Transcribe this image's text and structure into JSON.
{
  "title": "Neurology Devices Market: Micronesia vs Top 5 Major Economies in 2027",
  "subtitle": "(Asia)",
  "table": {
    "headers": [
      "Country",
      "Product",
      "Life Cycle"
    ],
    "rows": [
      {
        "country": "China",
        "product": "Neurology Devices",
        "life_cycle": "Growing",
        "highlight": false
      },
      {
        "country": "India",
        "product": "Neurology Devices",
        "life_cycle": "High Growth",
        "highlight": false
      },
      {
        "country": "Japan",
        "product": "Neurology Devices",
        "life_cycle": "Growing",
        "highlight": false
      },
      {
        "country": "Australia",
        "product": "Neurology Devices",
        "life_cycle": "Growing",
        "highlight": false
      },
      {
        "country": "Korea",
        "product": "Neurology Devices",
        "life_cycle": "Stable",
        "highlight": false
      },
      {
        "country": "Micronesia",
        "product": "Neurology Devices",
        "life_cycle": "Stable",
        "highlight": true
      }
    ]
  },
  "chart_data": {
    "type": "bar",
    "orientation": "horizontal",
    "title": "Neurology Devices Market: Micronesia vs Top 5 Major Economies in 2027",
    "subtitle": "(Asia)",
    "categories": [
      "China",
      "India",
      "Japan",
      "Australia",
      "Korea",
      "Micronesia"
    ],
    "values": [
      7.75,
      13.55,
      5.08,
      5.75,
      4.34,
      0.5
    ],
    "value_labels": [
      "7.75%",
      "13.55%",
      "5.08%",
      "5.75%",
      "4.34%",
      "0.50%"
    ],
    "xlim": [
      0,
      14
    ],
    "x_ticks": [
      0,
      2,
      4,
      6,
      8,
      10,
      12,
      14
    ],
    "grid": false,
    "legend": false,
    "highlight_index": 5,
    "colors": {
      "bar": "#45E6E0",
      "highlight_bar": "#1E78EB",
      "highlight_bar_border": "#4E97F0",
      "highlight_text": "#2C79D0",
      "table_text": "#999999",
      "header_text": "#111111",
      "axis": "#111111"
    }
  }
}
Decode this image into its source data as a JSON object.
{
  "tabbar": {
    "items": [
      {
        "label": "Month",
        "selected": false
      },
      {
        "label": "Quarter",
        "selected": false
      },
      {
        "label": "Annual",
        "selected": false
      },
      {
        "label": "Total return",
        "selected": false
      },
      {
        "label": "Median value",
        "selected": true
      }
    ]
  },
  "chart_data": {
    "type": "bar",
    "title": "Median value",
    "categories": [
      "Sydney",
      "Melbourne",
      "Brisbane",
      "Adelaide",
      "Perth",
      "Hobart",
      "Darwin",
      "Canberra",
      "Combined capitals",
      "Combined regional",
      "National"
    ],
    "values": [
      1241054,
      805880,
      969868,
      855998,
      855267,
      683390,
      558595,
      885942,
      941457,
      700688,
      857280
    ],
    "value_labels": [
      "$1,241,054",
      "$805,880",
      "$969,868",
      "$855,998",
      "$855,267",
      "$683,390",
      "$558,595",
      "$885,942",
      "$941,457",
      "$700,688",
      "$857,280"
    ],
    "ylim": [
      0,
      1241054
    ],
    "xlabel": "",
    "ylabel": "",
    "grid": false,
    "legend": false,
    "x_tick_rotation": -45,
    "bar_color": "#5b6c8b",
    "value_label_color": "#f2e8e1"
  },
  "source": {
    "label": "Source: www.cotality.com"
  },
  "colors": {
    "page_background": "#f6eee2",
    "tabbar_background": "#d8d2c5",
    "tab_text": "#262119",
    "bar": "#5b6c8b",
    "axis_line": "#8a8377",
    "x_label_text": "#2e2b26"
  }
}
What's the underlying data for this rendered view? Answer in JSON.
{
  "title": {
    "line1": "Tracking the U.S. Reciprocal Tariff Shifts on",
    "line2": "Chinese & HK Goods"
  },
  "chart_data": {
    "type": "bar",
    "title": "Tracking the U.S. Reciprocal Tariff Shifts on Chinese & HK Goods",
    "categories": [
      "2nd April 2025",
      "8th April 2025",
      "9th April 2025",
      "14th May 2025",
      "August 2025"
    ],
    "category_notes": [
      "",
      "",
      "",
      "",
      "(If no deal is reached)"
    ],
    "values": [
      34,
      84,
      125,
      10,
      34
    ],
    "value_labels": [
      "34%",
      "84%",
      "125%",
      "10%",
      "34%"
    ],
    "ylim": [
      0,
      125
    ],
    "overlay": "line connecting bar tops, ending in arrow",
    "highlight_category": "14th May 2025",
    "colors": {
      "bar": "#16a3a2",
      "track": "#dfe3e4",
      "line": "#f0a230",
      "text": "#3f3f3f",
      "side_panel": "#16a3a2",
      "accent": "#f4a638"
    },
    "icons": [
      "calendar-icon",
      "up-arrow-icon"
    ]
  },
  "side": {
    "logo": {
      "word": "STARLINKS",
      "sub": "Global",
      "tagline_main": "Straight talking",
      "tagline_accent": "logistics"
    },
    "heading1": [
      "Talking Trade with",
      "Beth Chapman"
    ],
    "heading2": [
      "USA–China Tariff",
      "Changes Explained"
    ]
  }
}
════════════════════
Copy each line of the data above that holds "image".

Expected answer:
Transcribe this image's text and structure into JSON.
Decode this image into its source data as a JSON object.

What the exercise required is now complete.